Say how many lines contain the string "ROHIT". Give no other output.

Dataset records |
☆ ☆ ☆

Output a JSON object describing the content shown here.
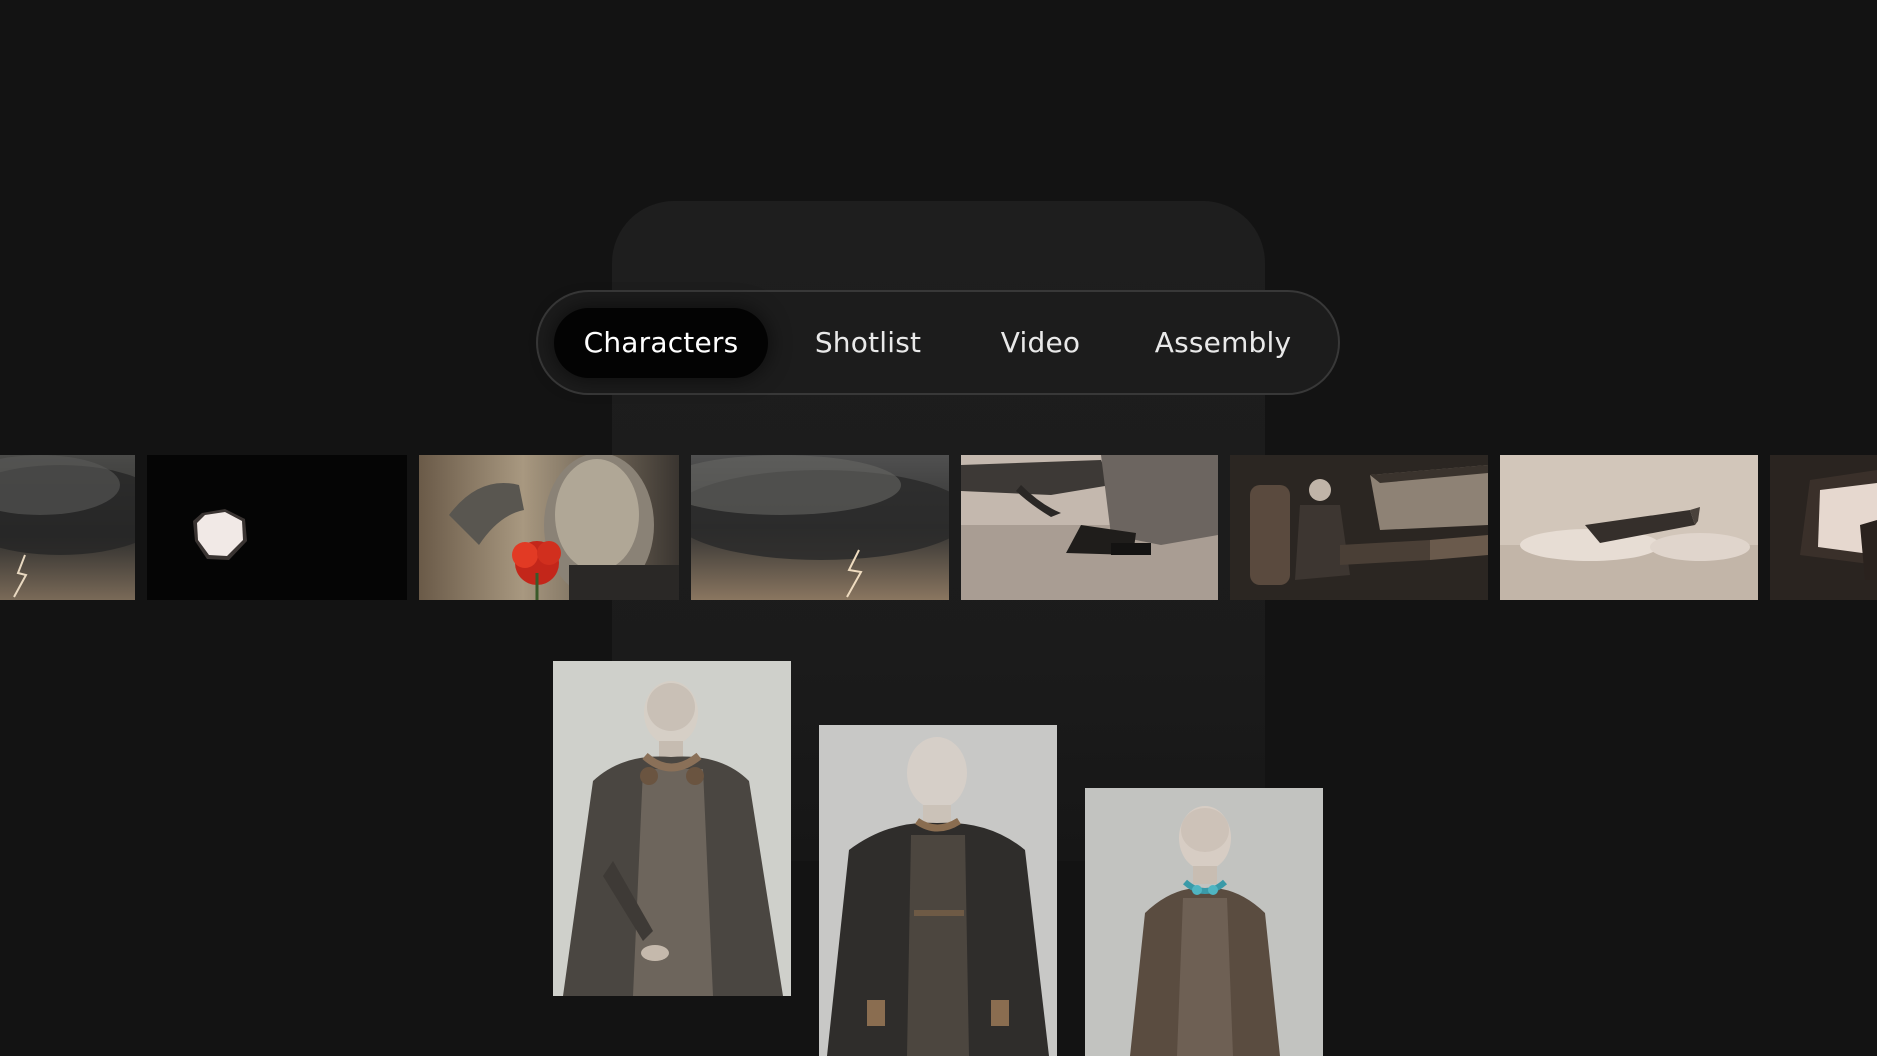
{
  "tabs": {
    "items": [
      {
        "label": "Characters",
        "active": true
      },
      {
        "label": "Shotlist",
        "active": false
      },
      {
        "label": "Video",
        "active": false
      },
      {
        "label": "Assembly",
        "active": false
      }
    ]
  },
  "filmstrip": {
    "frames": [
      "storm-cloud-lightning",
      "white-hexagonal-object-on-black",
      "figure-holding-red-flower",
      "storm-cloud-lightning",
      "foot-stepping-out-of-ship",
      "figure-seated-in-ship-cabin",
      "ship-landing-dust",
      "ship-window-interior"
    ]
  },
  "characters": [
    {
      "portrait": "bald-woman-in-robe-with-headphones"
    },
    {
      "portrait": "bald-man-in-dark-robe"
    },
    {
      "portrait": "bald-girl-in-brown-robe"
    }
  ],
  "colors": {
    "background": "#131313",
    "panel": "#1c1c1c",
    "active_tab": "#030303",
    "tab_text": "#e9e9e9",
    "accent_red": "#d62a1a"
  }
}
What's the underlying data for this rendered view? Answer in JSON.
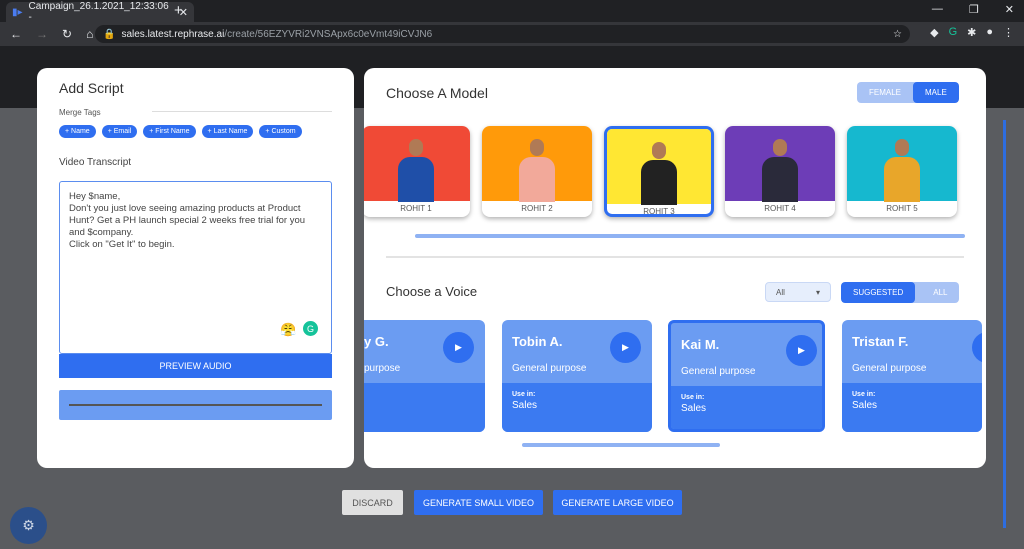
{
  "browser": {
    "tab_title": "Campaign_26.1.2021_12:33:06 - ",
    "url_host": "sales.latest.rephrase.ai",
    "url_path": "/create/56EZYVRi2VNSApx6c0eVmt49iCVJN6"
  },
  "script": {
    "title": "Add Script",
    "merge_tags_label": "Merge Tags",
    "tags": [
      "+ Name",
      "+ Email",
      "+ First Name",
      "+ Last Name",
      "+ Custom"
    ],
    "transcript_label": "Video Transcript",
    "transcript": "Hey $name,\nDon't you just love seeing amazing products at Product Hunt? Get a PH launch special 2 weeks free trial for you and $company.\nClick on \"Get It\" to begin.",
    "preview_audio": "PREVIEW AUDIO"
  },
  "model": {
    "title": "Choose A Model",
    "gender": [
      "FEMALE",
      "MALE"
    ],
    "selected_gender": "MALE",
    "models": [
      {
        "name": "ROHIT 1",
        "bg": "#f04a36",
        "shirt": "#1f4fa8"
      },
      {
        "name": "ROHIT 2",
        "bg": "#ff9a0a",
        "shirt": "#f2a99a"
      },
      {
        "name": "ROHIT 3",
        "bg": "#ffe733",
        "shirt": "#222222"
      },
      {
        "name": "ROHIT 4",
        "bg": "#6d3db7",
        "shirt": "#2a2a3a"
      },
      {
        "name": "ROHIT 5",
        "bg": "#16b8cf",
        "shirt": "#e8a62a"
      }
    ],
    "selected": "ROHIT 3"
  },
  "voice": {
    "title": "Choose a Voice",
    "filter": "All",
    "toggle": [
      "SUGGESTED",
      "ALL"
    ],
    "voices": [
      {
        "name": "y G.",
        "desc": "purpose",
        "use_label": "",
        "use": ""
      },
      {
        "name": "Tobin A.",
        "desc": "General purpose",
        "use_label": "Use in:",
        "use": "Sales"
      },
      {
        "name": "Kai M.",
        "desc": "General purpose",
        "use_label": "Use in:",
        "use": "Sales"
      },
      {
        "name": "Tristan F.",
        "desc": "General purpose",
        "use_label": "Use in:",
        "use": "Sales"
      }
    ],
    "selected": "Kai M."
  },
  "actions": {
    "discard": "DISCARD",
    "small": "GENERATE SMALL VIDEO",
    "large": "GENERATE LARGE VIDEO"
  }
}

☆ ☆ ☆

Solution |
6